- Data for this exercise
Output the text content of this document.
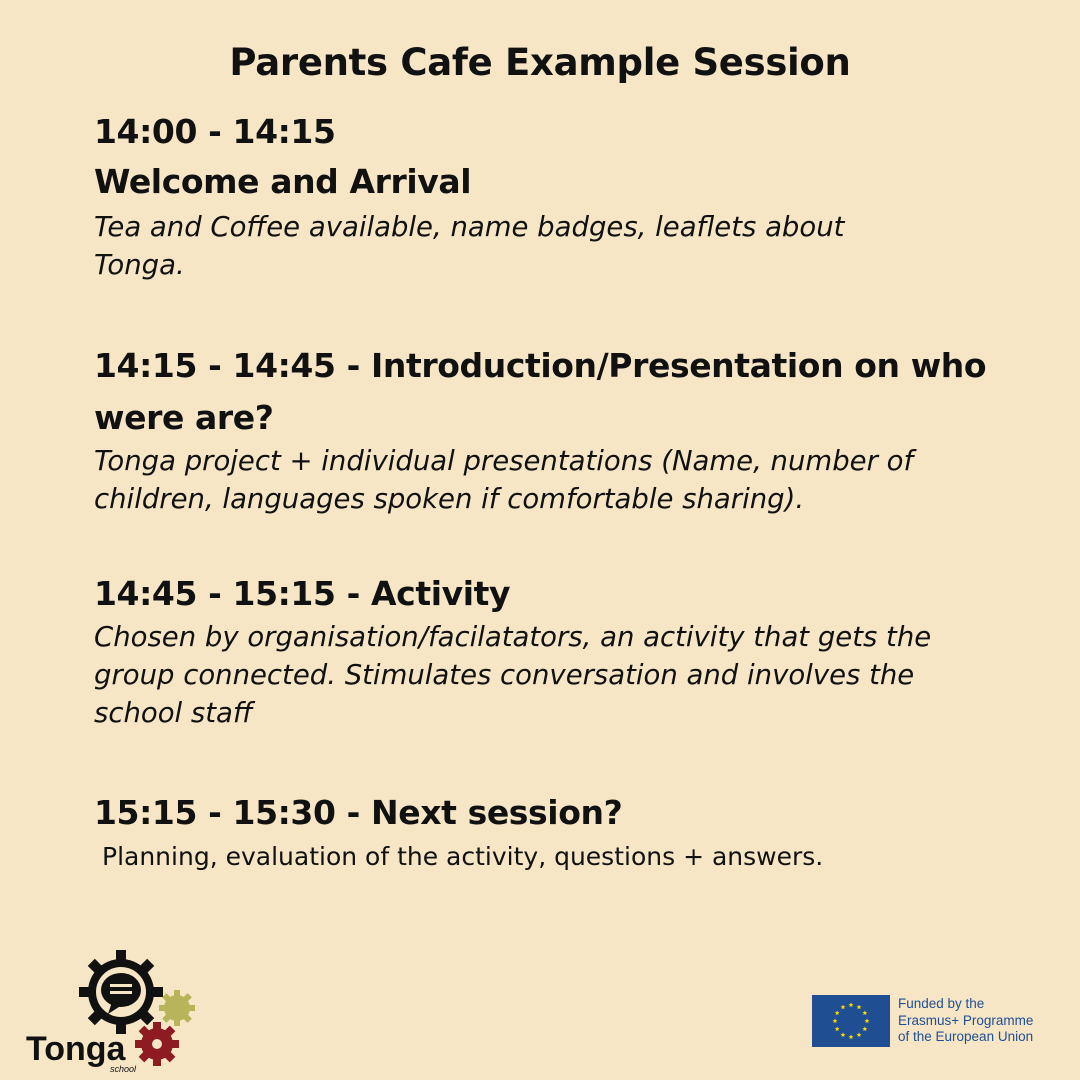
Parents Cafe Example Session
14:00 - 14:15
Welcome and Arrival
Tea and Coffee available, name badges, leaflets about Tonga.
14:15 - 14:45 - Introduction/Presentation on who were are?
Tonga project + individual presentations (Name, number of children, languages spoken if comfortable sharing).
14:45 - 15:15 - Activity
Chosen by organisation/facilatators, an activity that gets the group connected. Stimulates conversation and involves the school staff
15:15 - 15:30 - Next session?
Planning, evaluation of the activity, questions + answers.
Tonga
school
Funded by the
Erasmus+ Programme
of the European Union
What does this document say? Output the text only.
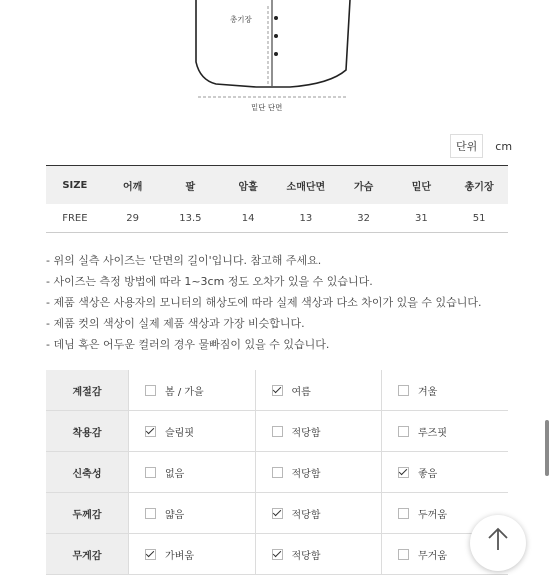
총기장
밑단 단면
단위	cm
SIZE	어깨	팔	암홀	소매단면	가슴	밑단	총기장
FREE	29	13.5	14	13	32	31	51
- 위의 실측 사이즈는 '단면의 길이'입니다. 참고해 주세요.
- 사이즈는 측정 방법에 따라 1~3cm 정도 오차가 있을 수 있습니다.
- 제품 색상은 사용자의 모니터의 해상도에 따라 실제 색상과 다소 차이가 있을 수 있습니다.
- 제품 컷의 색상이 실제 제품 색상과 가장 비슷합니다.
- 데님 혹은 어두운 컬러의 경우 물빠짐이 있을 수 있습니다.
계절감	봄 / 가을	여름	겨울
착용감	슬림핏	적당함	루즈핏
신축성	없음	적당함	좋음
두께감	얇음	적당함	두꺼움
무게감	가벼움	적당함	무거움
...
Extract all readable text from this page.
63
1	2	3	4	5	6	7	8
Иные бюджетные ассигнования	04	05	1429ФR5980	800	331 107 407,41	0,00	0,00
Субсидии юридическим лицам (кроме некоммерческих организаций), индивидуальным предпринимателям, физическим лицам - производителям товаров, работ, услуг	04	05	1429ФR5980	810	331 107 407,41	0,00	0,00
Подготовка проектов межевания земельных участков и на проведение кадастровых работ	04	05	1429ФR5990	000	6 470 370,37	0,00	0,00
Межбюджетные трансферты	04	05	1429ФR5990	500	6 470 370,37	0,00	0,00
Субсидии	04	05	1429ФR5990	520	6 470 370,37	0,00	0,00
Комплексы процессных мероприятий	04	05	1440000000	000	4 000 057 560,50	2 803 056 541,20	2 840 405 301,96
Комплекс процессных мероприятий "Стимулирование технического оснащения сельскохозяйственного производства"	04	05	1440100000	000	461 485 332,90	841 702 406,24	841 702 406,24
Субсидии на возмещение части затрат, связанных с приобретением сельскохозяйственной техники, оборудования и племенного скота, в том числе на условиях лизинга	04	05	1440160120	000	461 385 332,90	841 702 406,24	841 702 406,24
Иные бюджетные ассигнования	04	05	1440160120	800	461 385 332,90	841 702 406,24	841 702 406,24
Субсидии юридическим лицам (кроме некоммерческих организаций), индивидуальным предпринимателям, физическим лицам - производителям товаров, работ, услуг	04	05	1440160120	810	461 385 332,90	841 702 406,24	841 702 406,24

- Your instructions
Return each line of the data that contains the string "юридическим".

- Worked answer
Субсидии юридическим лицам (кроме некоммерческих организаций), индивидуальным предпринимателям, физическим лицам - производителям товаров, работ, услуг	04	05	1429ФR5980	810	331 107 407,41	0,00	0,00
Субсидии юридическим лицам (кроме некоммерческих организаций), индивидуальным предпринимателям, физическим лицам - производителям товаров, работ, услуг	04	05	1440160120	810	461 385 332,90	841 702 406,24	841 702 406,24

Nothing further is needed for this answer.